== Stored records
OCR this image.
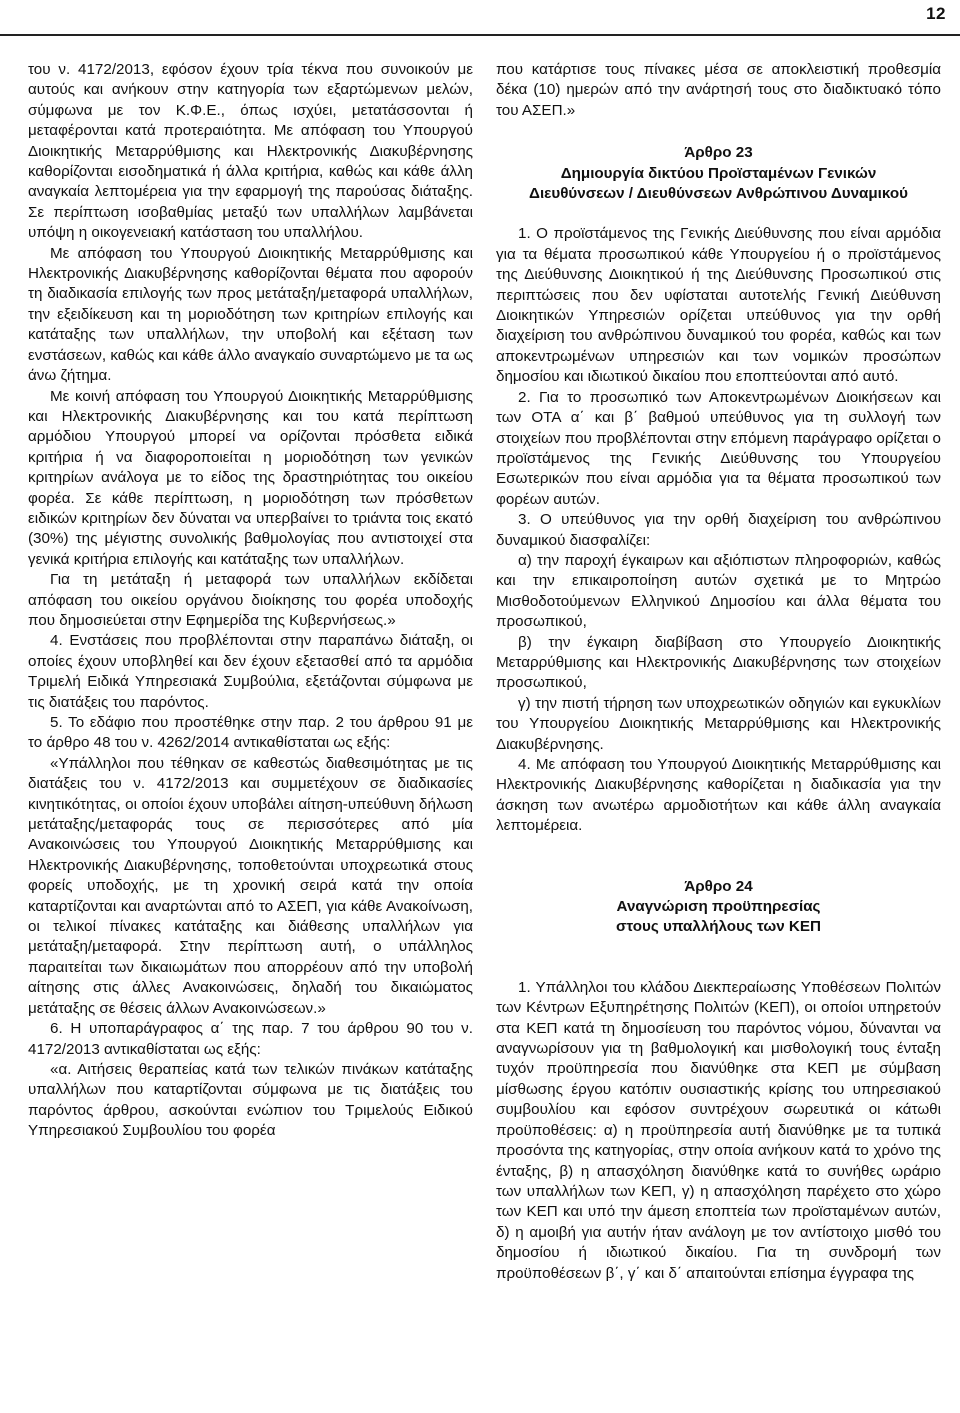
12

του ν. 4172/2013, εφόσον έχουν τρία τέκνα που συνοικούν με αυτούς και ανήκουν στην κατηγορία των εξαρτώμενων μελών, σύμφωνα με τον Κ.Φ.Ε., όπως ισχύει, μετατάσσονται ή μεταφέρονται κατά προτεραιότητα. Με απόφαση του Υπουργού Διοικητικής Μεταρρύθμισης και Ηλεκτρονικής Διακυβέρνησης καθορίζονται εισοδηματικά ή άλλα κριτήρια, καθώς και κάθε άλλη αναγκαία λεπτομέρεια για την εφαρμογή της παρούσας διάταξης. Σε περίπτωση ισοβαθμίας μεταξύ των υπαλλήλων λαμβάνεται υπόψη η οικογενειακή κατάσταση του υπαλλήλου.

Με απόφαση του Υπουργού Διοικητικής Μεταρρύθμισης και Ηλεκτρονικής Διακυβέρνησης καθορίζονται θέματα που αφορούν τη διαδικασία επιλογής των προς μετάταξη/μεταφορά υπαλλήλων, την εξειδίκευση και τη μοριοδότηση των κριτηρίων επιλογής και κατάταξης των υπαλλήλων, την υποβολή και εξέταση των ενστάσεων, καθώς και κάθε άλλο αναγκαίο συναρτώμενο με τα ως άνω ζήτημα.

Με κοινή απόφαση του Υπουργού Διοικητικής Μεταρρύθμισης και Ηλεκτρονικής Διακυβέρνησης και του κατά περίπτωση αρμόδιου Υπουργού μπορεί να ορίζονται πρόσθετα ειδικά κριτήρια ή να διαφοροποιείται η μοριοδότηση των γενικών κριτηρίων ανάλογα με το είδος της δραστηριότητας του οικείου φορέα. Σε κάθε περίπτωση, η μοριοδότηση των πρόσθετων ειδικών κριτηρίων δεν δύναται να υπερβαίνει το τριάντα τοις εκατό (30%) της μέγιστης συνολικής βαθμολογίας που αντιστοιχεί στα γενικά κριτήρια επιλογής και κατάταξης των υπαλλήλων.

Για τη μετάταξη ή μεταφορά των υπαλλήλων εκδίδεται απόφαση του οικείου οργάνου διοίκησης του φορέα υποδοχής που δημοσιεύεται στην Εφημερίδα της Κυβερνήσεως.»

4. Ενστάσεις που προβλέπονται στην παραπάνω διάταξη, οι οποίες έχουν υποβληθεί και δεν έχουν εξετασθεί από τα αρμόδια Τριμελή Ειδικά Υπηρεσιακά Συμβούλια, εξετάζονται σύμφωνα με τις διατάξεις του παρόντος.

5. Το εδάφιο που προστέθηκε στην παρ. 2 του άρθρου 91 με το άρθρο 48 του ν. 4262/2014 αντικαθίσταται ως εξής:

«Υπάλληλοι που τέθηκαν σε καθεστώς διαθεσιμότητας με τις διατάξεις του ν. 4172/2013 και συμμετέχουν σε διαδικασίες κινητικότητας, οι οποίοι έχουν υποβάλει αίτηση-υπεύθυνη δήλωση μετάταξης/μεταφοράς τους σε περισσότερες από μία Ανακοινώσεις του Υπουργού Διοικητικής Μεταρρύθμισης και Ηλεκτρονικής Διακυβέρνησης, τοποθετούνται υποχρεωτικά στους φορείς υποδοχής, με τη χρονική σειρά κατά την οποία καταρτίζονται και αναρτώνται από το ΑΣΕΠ, για κάθε Ανακοίνωση, οι τελικοί πίνακες κατάταξης και διάθεσης υπαλλήλων για μετάταξη/μεταφορά. Στην περίπτωση αυτή, ο υπάλληλος παραιτείται των δικαιωμάτων που απορρέουν από την υποβολή αίτησης στις άλλες Ανακοινώσεις, δηλαδή του δικαιώματος μετάταξης σε θέσεις άλλων Ανακοινώσεων.»

6. Η υποπαράγραφος α΄ της παρ. 7 του άρθρου 90 του ν. 4172/2013 αντικαθίσταται ως εξής:

«α. Αιτήσεις θεραπείας κατά των τελικών πινάκων κατάταξης υπαλλήλων που καταρτίζονται σύμφωνα με τις διατάξεις του παρόντος άρθρου, ασκούνται ενώπιον του Τριμελούς Ειδικού Υπηρεσιακού Συμβουλίου του φορέα

που κατάρτισε τους πίνακες μέσα σε αποκλειστική προθεσμία δέκα (10) ημερών από την ανάρτησή τους στο διαδικτυακό τόπο του ΑΣΕΠ.»

Άρθρο 23
Δημιουργία δικτύου Προϊσταμένων Γενικών
Διευθύνσεων / Διευθύνσεων Ανθρώπινου Δυναμικού

1. Ο προϊστάμενος της Γενικής Διεύθυνσης που είναι αρμόδια για τα θέματα προσωπικού κάθε Υπουργείου ή ο προϊστάμενος της Διεύθυνσης Διοικητικού ή της Διεύθυνσης Προσωπικού στις περιπτώσεις που δεν υφίσταται αυτοτελής Γενική Διεύθυνση Διοικητικών Υπηρεσιών ορίζεται υπεύθυνος για την ορθή διαχείριση του ανθρώπινου δυναμικού του φορέα, καθώς και των αποκεντρωμένων υπηρεσιών και των νομικών προσώπων δημοσίου και ιδιωτικού δικαίου που εποπτεύονται από αυτό.

2. Για το προσωπικό των Αποκεντρωμένων Διοικήσεων και των ΟΤΑ α΄ και β΄ βαθμού υπεύθυνος για τη συλλογή των στοιχείων που προβλέπονται στην επόμενη παράγραφο ορίζεται ο προϊστάμενος της Γενικής Διεύθυνσης του Υπουργείου Εσωτερικών που είναι αρμόδια για τα θέματα προσωπικού των φορέων αυτών.

3. Ο υπεύθυνος για την ορθή διαχείριση του ανθρώπινου δυναμικού διασφαλίζει:

α) την παροχή έγκαιρων και αξιόπιστων πληροφοριών, καθώς και την επικαιροποίηση αυτών σχετικά με το Μητρώο Μισθοδοτούμενων Ελληνικού Δημοσίου και άλλα θέματα του προσωπικού,

β) την έγκαιρη διαβίβαση στο Υπουργείο Διοικητικής Μεταρρύθμισης και Ηλεκτρονικής Διακυβέρνησης των στοιχείων προσωπικού,

γ) την πιστή τήρηση των υποχρεωτικών οδηγιών και εγκυκλίων του Υπουργείου Διοικητικής Μεταρρύθμισης και Ηλεκτρονικής Διακυβέρνησης.

4. Με απόφαση του Υπουργού Διοικητικής Μεταρρύθμισης και Ηλεκτρονικής Διακυβέρνησης καθορίζεται η διαδικασία για την άσκηση των ανωτέρω αρμοδιοτήτων και κάθε άλλη αναγκαία λεπτομέρεια.

Άρθρο 24
Αναγνώριση προϋπηρεσίας
στους υπαλλήλους των ΚΕΠ

1. Υπάλληλοι του κλάδου Διεκπεραίωσης Υποθέσεων Πολιτών των Κέντρων Εξυπηρέτησης Πολιτών (ΚΕΠ), οι οποίοι υπηρετούν στα ΚΕΠ κατά τη δημοσίευση του παρόντος νόμου, δύνανται να αναγνωρίσουν για τη βαθμολογική και μισθολογική τους ένταξη τυχόν προϋπηρεσία που διανύθηκε στα ΚΕΠ με σύμβαση μίσθωσης έργου κατόπιν ουσιαστικής κρίσης του υπηρεσιακού συμβουλίου και εφόσον συντρέχουν σωρευτικά οι κάτωθι προϋποθέσεις: α) η προϋπηρεσία αυτή διανύθηκε με τα τυπικά προσόντα της κατηγορίας, στην οποία ανήκουν κατά το χρόνο της ένταξης, β) η απασχόληση διανύθηκε κατά το συνήθες ωράριο των υπαλλήλων των ΚΕΠ, γ) η απασχόληση παρέχετο στο χώρο των ΚΕΠ και υπό την άμεση εποπτεία των προϊσταμένων αυτών, δ) η αμοιβή για αυτήν ήταν ανάλογη με τον αντίστοιχο μισθό του δημοσίου ή ιδιωτικού δικαίου. Για τη συνδρομή των προϋποθέσεων β΄, γ΄ και δ΄ απαιτούνται επίσημα έγγραφα της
====
■ Exercise description
From the listing above, collect each line in which the string "διαδικασία" appears.

■ Exercise result
Με απόφαση του Υπουργού Διοικητικής Μεταρρύθμισης και Ηλεκτρονικής Διακυβέρνησης καθορίζονται θέματα που αφορούν τη διαδικασία επιλογής των προς μετάταξη/μεταφορά υπαλλήλων, την εξειδίκευση και τη μοριοδότηση των κριτηρίων επιλογής και κατάταξης των υπαλλήλων, την υποβολή και εξέταση των ενστάσεων, καθώς και κάθε άλλο αναγκαίο συναρτώμενο με τα ως άνω ζήτημα.
4. Με απόφαση του Υπουργού Διοικητικής Μεταρρύθμισης και Ηλεκτρονικής Διακυβέρνησης καθορίζεται η διαδικασία για την άσκηση των ανωτέρω αρμοδιοτήτων και κάθε άλλη αναγκαία λεπτομέρεια.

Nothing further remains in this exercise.